==== Listing

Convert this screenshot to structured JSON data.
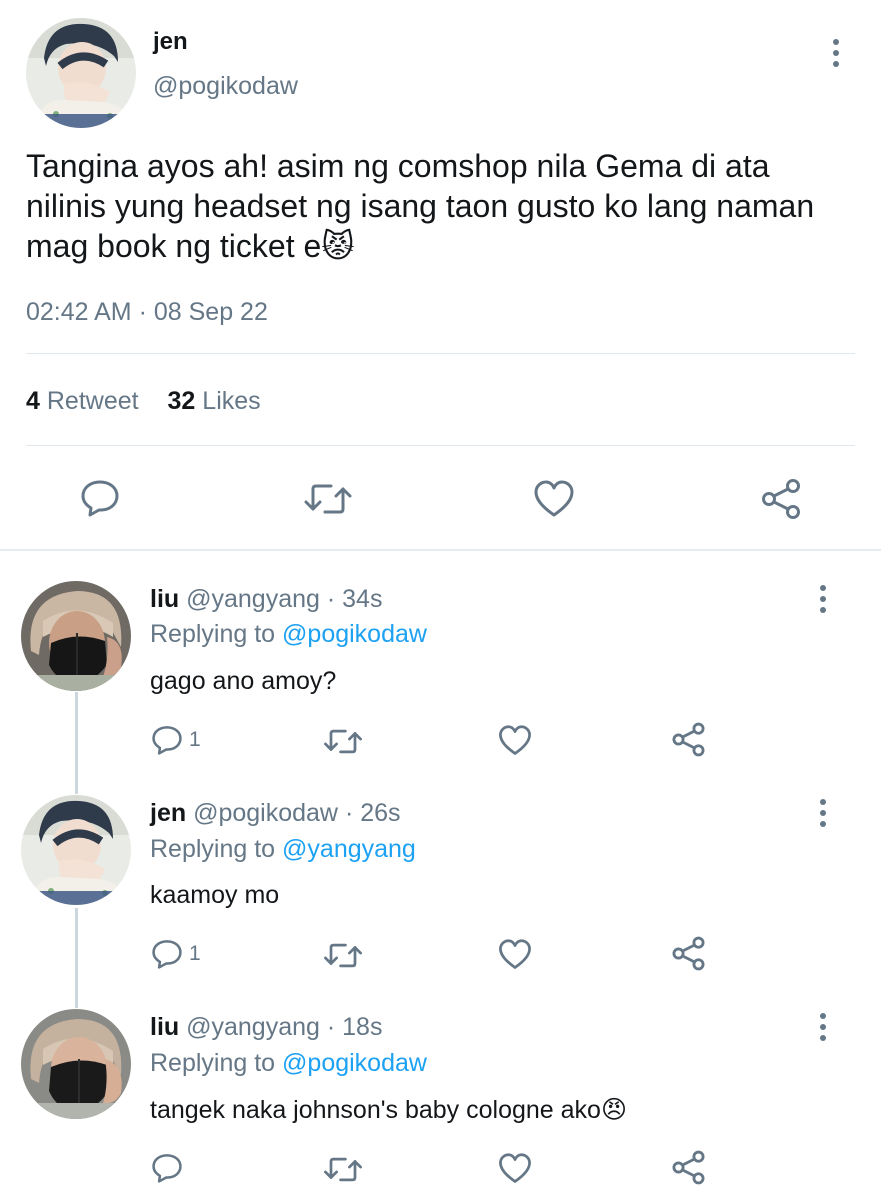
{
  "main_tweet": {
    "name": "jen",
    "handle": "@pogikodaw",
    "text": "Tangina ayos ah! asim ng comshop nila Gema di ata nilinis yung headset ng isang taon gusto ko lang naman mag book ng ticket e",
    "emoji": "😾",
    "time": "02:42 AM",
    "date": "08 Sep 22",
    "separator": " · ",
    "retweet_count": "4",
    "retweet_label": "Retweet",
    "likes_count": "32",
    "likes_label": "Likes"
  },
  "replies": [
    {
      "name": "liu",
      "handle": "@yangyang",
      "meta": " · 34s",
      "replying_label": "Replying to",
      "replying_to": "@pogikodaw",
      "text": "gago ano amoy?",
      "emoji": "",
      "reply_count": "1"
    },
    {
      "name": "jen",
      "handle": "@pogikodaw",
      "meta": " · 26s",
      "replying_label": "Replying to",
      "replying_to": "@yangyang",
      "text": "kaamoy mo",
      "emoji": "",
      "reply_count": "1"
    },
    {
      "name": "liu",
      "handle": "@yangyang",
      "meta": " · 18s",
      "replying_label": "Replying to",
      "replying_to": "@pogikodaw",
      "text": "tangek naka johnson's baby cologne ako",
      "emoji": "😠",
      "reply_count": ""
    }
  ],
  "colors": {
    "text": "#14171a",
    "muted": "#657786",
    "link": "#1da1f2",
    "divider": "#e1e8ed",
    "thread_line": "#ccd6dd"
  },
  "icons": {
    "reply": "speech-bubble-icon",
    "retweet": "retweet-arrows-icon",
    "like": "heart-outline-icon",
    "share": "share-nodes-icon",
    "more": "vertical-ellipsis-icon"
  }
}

========
==== Listing

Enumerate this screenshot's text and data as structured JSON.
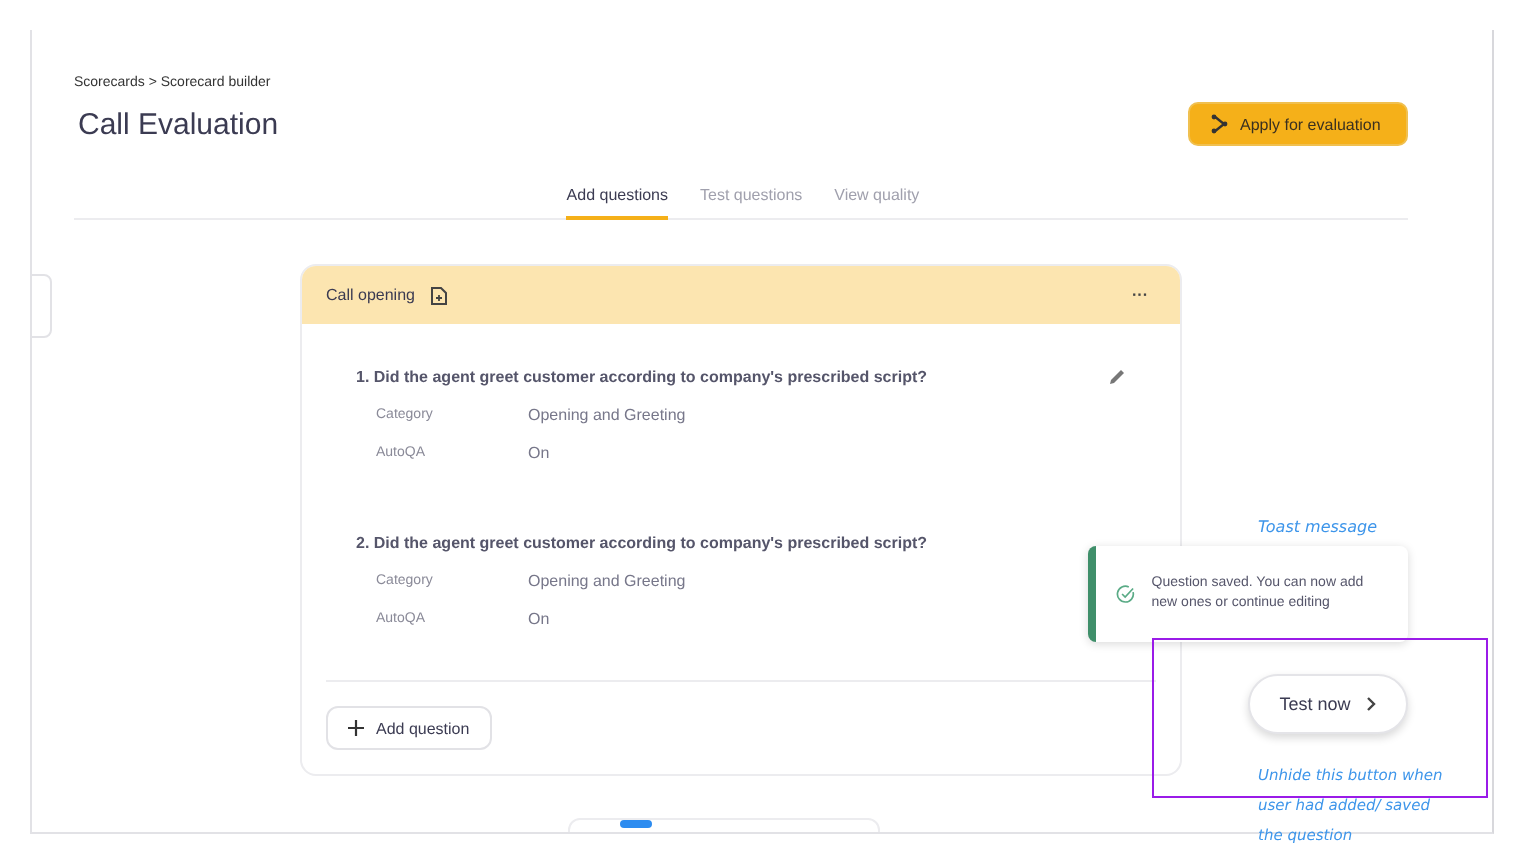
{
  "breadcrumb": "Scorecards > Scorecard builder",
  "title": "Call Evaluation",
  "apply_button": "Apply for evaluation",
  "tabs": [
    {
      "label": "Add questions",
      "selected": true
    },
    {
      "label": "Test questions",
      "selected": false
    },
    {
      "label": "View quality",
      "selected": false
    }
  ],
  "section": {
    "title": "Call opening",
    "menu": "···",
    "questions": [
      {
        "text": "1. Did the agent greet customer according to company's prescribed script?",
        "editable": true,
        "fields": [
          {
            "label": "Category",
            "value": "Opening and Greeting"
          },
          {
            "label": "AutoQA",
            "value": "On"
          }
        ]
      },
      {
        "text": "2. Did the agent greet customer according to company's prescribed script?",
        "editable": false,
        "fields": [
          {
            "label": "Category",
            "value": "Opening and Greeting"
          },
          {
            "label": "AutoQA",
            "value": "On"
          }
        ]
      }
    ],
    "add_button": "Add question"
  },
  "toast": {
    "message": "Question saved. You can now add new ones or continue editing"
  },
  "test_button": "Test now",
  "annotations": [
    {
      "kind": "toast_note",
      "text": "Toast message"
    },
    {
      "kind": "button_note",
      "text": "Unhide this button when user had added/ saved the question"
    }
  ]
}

========

Goal: Find every line in the records above that contains the word "script", and copy each one.

Full response:
        "text": "1. Did the agent greet customer according to company's prescribed script?",
        "text": "2. Did the agent greet customer according to company's prescribed script?",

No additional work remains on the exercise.